Data excerpts
━━━━━━

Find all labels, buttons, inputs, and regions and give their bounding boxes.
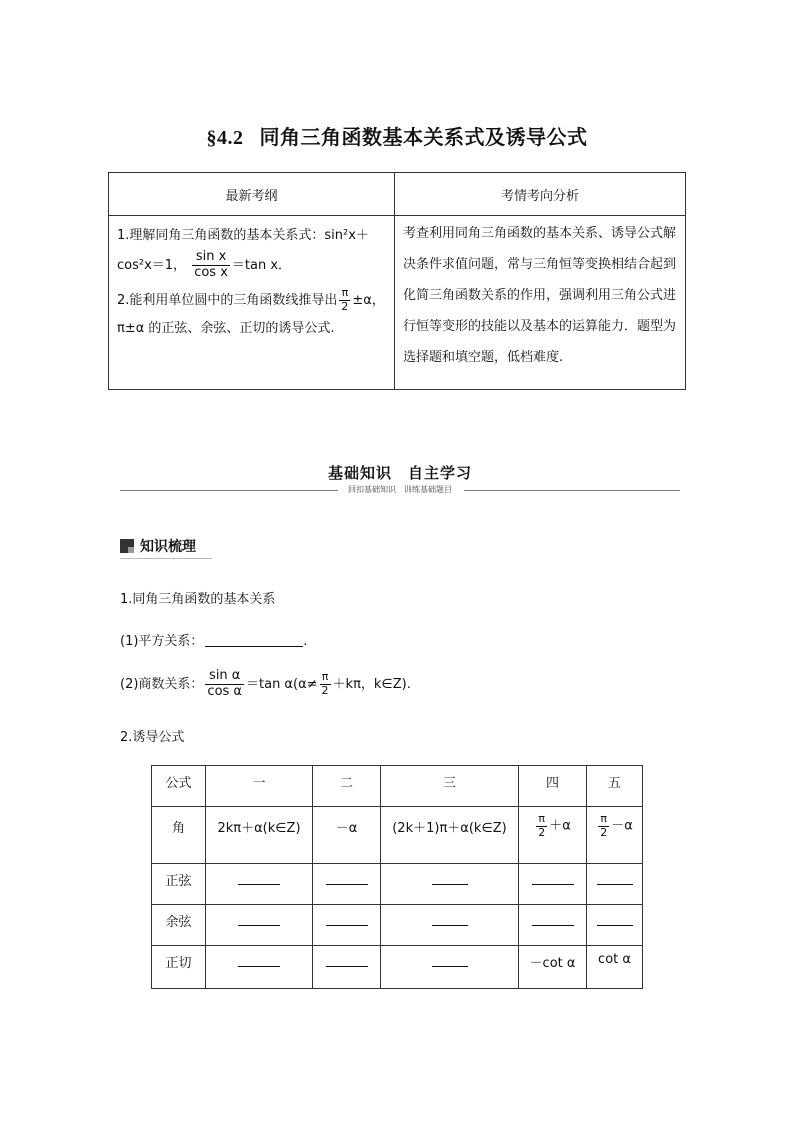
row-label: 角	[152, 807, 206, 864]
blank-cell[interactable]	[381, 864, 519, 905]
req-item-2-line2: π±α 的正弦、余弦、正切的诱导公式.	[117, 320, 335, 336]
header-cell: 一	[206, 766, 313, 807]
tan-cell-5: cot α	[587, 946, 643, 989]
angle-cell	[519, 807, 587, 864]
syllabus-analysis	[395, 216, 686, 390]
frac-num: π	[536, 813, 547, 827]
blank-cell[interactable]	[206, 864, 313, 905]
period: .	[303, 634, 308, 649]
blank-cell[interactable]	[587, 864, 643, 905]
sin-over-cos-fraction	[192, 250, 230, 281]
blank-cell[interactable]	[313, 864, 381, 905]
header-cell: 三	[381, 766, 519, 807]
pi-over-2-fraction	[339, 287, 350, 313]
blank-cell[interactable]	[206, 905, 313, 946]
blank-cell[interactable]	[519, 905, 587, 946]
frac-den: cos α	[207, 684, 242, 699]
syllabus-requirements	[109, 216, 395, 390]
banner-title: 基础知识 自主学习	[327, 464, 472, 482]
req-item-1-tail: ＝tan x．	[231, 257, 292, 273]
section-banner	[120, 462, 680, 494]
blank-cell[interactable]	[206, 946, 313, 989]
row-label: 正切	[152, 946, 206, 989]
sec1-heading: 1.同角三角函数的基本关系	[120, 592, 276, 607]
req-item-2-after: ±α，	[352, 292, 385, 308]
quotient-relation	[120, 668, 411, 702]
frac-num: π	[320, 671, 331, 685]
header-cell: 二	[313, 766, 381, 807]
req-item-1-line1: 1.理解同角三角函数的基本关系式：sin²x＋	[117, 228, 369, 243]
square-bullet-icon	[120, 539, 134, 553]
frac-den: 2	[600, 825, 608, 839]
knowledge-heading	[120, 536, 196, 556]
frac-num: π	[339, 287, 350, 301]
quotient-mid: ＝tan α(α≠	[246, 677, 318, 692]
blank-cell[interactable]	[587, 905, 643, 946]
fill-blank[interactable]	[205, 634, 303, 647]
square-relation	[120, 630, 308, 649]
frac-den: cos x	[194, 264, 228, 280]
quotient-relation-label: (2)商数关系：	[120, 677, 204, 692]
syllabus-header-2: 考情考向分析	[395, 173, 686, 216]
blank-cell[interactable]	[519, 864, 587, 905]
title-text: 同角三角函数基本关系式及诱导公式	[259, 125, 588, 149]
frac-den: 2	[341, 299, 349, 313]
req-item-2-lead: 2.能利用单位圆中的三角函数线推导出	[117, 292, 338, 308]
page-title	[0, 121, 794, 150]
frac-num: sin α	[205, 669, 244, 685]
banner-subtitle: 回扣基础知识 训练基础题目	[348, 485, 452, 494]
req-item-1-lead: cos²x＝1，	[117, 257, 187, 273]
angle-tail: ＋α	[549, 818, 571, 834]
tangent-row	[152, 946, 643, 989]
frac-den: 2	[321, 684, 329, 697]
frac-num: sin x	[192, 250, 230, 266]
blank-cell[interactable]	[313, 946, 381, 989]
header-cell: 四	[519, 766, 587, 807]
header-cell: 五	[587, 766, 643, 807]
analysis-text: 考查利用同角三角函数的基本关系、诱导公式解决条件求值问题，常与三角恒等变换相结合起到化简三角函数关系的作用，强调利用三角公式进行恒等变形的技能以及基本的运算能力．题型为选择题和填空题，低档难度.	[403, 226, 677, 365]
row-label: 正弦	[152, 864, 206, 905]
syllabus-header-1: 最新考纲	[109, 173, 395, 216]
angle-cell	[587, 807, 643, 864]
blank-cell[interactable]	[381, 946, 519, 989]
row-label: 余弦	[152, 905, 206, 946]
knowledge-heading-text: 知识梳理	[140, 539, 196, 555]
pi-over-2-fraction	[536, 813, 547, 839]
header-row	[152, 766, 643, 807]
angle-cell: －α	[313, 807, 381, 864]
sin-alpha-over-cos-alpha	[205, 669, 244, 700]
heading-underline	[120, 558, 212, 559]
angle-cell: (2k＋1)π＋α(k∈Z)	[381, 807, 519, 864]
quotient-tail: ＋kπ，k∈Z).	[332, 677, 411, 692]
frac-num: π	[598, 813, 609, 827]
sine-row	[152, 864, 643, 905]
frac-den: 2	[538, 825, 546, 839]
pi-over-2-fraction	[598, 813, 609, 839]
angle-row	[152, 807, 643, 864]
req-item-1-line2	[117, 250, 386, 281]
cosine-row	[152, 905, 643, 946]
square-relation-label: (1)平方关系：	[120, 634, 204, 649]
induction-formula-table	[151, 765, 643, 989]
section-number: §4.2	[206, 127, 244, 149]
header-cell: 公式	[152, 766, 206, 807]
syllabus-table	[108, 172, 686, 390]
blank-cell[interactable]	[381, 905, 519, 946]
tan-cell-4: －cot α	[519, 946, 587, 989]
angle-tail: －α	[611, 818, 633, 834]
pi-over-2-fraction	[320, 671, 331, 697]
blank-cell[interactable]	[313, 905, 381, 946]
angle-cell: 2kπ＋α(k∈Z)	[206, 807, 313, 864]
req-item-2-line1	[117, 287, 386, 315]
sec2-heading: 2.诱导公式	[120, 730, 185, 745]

━━━━━━

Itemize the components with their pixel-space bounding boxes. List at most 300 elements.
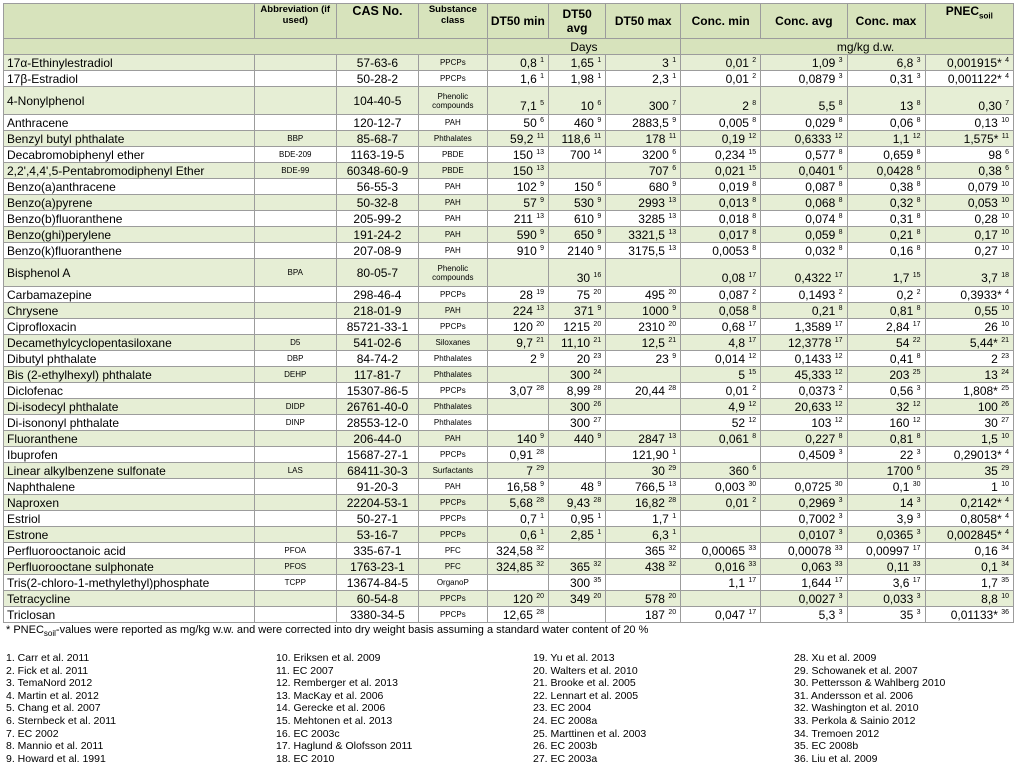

━━━━━━

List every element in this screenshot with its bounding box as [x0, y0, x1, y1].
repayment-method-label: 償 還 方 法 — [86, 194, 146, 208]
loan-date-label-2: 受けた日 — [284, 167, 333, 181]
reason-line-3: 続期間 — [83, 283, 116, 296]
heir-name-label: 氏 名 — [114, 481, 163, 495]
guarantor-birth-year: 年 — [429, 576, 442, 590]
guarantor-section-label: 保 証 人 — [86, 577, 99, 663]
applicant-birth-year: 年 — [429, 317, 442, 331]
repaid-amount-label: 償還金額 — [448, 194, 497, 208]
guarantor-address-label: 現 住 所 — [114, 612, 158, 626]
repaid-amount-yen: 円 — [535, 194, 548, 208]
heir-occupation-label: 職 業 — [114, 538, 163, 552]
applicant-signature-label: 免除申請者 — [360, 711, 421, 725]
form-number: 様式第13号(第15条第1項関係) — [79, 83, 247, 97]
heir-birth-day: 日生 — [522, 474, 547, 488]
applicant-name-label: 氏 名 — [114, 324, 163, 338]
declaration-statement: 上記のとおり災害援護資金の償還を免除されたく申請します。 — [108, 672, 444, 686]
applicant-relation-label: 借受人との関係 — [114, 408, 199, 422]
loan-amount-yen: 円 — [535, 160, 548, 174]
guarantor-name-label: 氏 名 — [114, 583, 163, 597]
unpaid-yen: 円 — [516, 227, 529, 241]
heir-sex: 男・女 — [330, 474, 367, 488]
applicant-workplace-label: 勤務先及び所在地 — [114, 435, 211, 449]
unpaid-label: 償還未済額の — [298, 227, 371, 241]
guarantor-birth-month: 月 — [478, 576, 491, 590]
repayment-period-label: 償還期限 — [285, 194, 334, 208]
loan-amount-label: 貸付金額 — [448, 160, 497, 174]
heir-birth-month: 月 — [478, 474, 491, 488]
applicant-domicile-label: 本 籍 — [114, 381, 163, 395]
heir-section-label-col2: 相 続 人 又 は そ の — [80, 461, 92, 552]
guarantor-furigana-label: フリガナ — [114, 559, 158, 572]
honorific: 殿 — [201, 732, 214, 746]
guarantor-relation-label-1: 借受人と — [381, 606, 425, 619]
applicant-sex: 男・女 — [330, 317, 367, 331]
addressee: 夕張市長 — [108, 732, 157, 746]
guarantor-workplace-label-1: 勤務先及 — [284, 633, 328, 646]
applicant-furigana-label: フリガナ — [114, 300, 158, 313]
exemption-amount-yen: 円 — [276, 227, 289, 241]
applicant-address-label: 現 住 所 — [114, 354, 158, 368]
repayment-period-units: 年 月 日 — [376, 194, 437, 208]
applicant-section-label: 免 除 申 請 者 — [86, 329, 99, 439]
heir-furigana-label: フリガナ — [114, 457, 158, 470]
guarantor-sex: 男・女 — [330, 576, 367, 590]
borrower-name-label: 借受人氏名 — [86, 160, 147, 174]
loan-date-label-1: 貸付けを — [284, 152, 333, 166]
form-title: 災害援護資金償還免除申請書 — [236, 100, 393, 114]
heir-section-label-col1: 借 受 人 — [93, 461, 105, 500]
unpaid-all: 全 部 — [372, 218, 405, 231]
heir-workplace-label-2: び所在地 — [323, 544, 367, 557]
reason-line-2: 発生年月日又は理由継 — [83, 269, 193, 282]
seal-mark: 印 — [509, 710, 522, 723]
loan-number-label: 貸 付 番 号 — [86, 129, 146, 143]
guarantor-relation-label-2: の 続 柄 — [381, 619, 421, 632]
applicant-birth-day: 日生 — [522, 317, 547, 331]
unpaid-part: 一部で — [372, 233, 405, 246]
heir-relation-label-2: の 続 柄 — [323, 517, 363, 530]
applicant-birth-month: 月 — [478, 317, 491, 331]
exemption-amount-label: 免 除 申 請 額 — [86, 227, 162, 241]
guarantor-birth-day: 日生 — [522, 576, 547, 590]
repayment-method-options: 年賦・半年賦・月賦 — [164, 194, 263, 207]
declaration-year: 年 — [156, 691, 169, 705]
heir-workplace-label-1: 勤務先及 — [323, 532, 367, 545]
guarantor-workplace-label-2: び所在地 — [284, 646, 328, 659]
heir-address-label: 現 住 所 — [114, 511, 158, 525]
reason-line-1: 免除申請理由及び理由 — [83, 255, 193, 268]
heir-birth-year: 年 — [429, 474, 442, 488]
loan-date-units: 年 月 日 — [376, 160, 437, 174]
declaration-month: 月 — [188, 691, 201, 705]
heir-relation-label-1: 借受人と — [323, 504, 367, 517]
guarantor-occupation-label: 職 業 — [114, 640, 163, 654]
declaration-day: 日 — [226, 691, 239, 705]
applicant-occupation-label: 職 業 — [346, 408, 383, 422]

━━━━━━

Goal
Reproduce the items from the line containing "List every element" through the line containing "applicant-signature-label: 免除申請者 —", replacing "guarantor" with "surety" and leaving all else unchanged.

Exercise response
List every element in this screenshot with its bounding box as [x0, y0, x1, y1].
repayment-method-label: 償 還 方 法 — [86, 194, 146, 208]
loan-date-label-2: 受けた日 — [284, 167, 333, 181]
reason-line-3: 続期間 — [83, 283, 116, 296]
heir-name-label: 氏 名 — [114, 481, 163, 495]
surety-birth-year: 年 — [429, 576, 442, 590]
surety-section-label: 保 証 人 — [86, 577, 99, 663]
applicant-birth-year: 年 — [429, 317, 442, 331]
repaid-amount-label: 償還金額 — [448, 194, 497, 208]
surety-address-label: 現 住 所 — [114, 612, 158, 626]
repaid-amount-yen: 円 — [535, 194, 548, 208]
heir-occupation-label: 職 業 — [114, 538, 163, 552]
applicant-signature-label: 免除申請者 — [360, 711, 421, 725]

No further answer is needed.